§ **Aim**
Copy the data exactly; pictures stay out of the copy.
━━━━━ Dataset records ━━━━━
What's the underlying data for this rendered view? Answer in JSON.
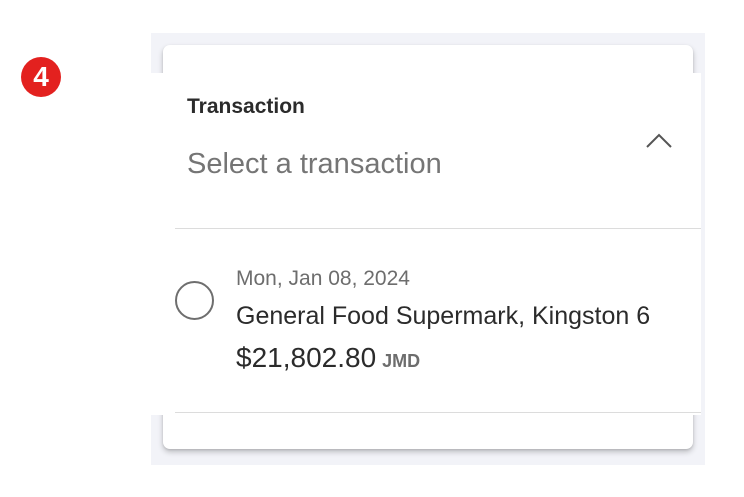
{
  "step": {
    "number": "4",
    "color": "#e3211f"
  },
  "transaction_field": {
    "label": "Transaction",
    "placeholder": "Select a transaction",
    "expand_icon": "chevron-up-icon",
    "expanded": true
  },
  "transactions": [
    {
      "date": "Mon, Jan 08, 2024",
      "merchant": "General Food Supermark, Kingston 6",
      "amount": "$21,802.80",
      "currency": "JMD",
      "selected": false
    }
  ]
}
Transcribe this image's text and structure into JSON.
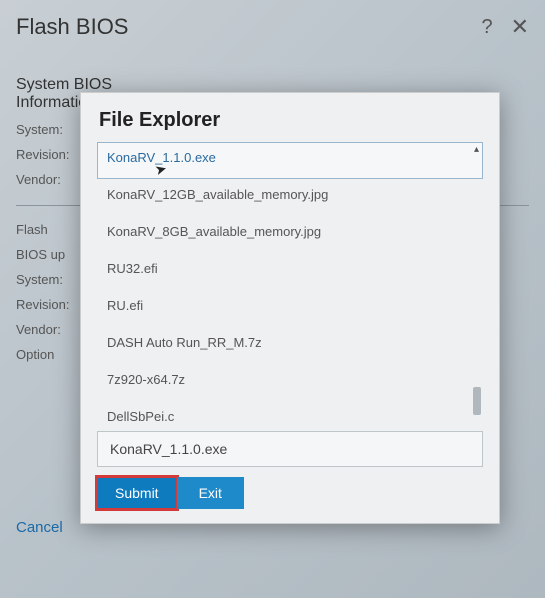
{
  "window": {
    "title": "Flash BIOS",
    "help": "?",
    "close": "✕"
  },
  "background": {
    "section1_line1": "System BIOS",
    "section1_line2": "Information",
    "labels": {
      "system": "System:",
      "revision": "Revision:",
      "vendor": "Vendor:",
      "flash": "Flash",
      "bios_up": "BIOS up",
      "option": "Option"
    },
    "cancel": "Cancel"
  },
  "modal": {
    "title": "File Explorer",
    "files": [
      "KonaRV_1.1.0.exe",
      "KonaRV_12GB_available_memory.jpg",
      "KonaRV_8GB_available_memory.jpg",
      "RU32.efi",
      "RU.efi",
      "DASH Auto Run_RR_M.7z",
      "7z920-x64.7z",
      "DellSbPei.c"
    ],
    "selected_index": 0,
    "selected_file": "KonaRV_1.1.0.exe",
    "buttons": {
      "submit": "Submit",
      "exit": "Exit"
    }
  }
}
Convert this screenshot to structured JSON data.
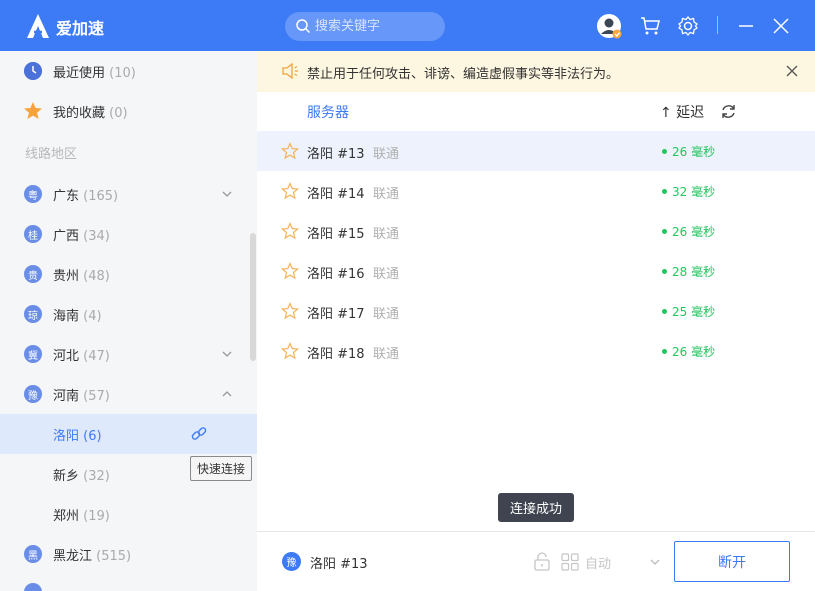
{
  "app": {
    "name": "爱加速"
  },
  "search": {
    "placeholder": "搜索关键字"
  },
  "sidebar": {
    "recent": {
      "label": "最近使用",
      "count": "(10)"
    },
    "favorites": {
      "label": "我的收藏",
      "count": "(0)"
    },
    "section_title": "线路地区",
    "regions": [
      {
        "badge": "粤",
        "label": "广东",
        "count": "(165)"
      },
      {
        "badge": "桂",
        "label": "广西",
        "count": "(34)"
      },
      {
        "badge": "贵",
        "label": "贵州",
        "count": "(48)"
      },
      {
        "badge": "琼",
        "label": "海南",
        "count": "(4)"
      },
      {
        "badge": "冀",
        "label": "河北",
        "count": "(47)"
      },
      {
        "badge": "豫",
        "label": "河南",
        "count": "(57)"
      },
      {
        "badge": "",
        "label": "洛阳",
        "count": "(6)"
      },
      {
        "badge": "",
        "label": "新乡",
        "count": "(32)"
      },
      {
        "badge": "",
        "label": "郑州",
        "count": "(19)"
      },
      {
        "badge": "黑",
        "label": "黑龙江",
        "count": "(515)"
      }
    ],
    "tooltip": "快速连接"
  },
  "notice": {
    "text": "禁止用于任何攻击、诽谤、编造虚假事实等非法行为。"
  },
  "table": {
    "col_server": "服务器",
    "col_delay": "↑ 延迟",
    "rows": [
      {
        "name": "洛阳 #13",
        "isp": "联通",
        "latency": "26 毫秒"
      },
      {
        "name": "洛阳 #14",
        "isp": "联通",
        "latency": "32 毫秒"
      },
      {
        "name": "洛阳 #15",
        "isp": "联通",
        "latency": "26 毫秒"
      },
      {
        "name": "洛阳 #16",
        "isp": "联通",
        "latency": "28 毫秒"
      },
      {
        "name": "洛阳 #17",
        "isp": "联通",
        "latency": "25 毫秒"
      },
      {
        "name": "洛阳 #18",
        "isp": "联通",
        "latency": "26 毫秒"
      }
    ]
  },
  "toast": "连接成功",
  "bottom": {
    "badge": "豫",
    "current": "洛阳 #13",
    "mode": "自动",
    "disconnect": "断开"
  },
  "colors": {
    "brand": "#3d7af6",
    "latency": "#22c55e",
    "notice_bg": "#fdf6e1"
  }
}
━━━━━
§ **Written reply**
What's the underlying data for this rendered view? Answer in JSON.
{
  "step": {
    "number": "4",
    "color": "#e3211f"
  },
  "transaction_field": {
    "label": "Transaction",
    "placeholder": "Select a transaction",
    "expand_icon": "chevron-up-icon",
    "expanded": true
  },
  "transactions": [
    {
      "date": "Mon, Jan 08, 2024",
      "merchant": "General Food Supermark, Kingston 6",
      "amount": "$21,802.80",
      "currency": "JMD",
      "selected": false
    }
  ]
}
Transcribe this image's text and structure into JSON.
{
  "window": {
    "title": "Flash BIOS",
    "help": "?",
    "close": "✕"
  },
  "background": {
    "section1_line1": "System BIOS",
    "section1_line2": "Information",
    "labels": {
      "system": "System:",
      "revision": "Revision:",
      "vendor": "Vendor:",
      "flash": "Flash",
      "bios_up": "BIOS up",
      "option": "Option"
    },
    "cancel": "Cancel"
  },
  "modal": {
    "title": "File Explorer",
    "files": [
      "KonaRV_1.1.0.exe",
      "KonaRV_12GB_available_memory.jpg",
      "KonaRV_8GB_available_memory.jpg",
      "RU32.efi",
      "RU.efi",
      "DASH Auto Run_RR_M.7z",
      "7z920-x64.7z",
      "DellSbPei.c"
    ],
    "selected_index": 0,
    "selected_file": "KonaRV_1.1.0.exe",
    "buttons": {
      "submit": "Submit",
      "exit": "Exit"
    }
  }
}
Convert this screenshot to structured JSON data.
{
  "app": {
    "name": "爱加速"
  },
  "search": {
    "placeholder": "搜索关键字"
  },
  "sidebar": {
    "recent": {
      "label": "最近使用",
      "count": "(10)"
    },
    "favorites": {
      "label": "我的收藏",
      "count": "(0)"
    },
    "section_title": "线路地区",
    "regions": [
      {
        "badge": "粤",
        "label": "广东",
        "count": "(165)"
      },
      {
        "badge": "桂",
        "label": "广西",
        "count": "(34)"
      },
      {
        "badge": "贵",
        "label": "贵州",
        "count": "(48)"
      },
      {
        "badge": "琼",
        "label": "海南",
        "count": "(4)"
      },
      {
        "badge": "冀",
        "label": "河北",
        "count": "(47)"
      },
      {
        "badge": "豫",
        "label": "河南",
        "count": "(57)"
      },
      {
        "badge": "",
        "label": "洛阳",
        "count": "(6)"
      },
      {
        "badge": "",
        "label": "新乡",
        "count": "(32)"
      },
      {
        "badge": "",
        "label": "郑州",
        "count": "(19)"
      },
      {
        "badge": "黑",
        "label": "黑龙江",
        "count": "(515)"
      }
    ],
    "tooltip": "快速连接"
  },
  "notice": {
    "text": "禁止用于任何攻击、诽谤、编造虚假事实等非法行为。"
  },
  "table": {
    "col_server": "服务器",
    "col_delay": "↑ 延迟",
    "rows": [
      {
        "name": "洛阳 #13",
        "isp": "联通",
        "latency": "26 毫秒"
      },
      {
        "name": "洛阳 #14",
        "isp": "联通",
        "latency": "32 毫秒"
      },
      {
        "name": "洛阳 #15",
        "isp": "联通",
        "latency": "26 毫秒"
      },
      {
        "name": "洛阳 #16",
        "isp": "联通",
        "latency": "28 毫秒"
      },
      {
        "name": "洛阳 #17",
        "isp": "联通",
        "latency": "25 毫秒"
      },
      {
        "name": "洛阳 #18",
        "isp": "联通",
        "latency": "26 毫秒"
      }
    ]
  },
  "toast": "连接成功",
  "bottom": {
    "badge": "豫",
    "current": "洛阳 #13",
    "mode": "自动",
    "disconnect": "断开"
  },
  "colors": {
    "brand": "#3d7af6",
    "latency": "#22c55e",
    "notice_bg": "#fdf6e1"
  }
}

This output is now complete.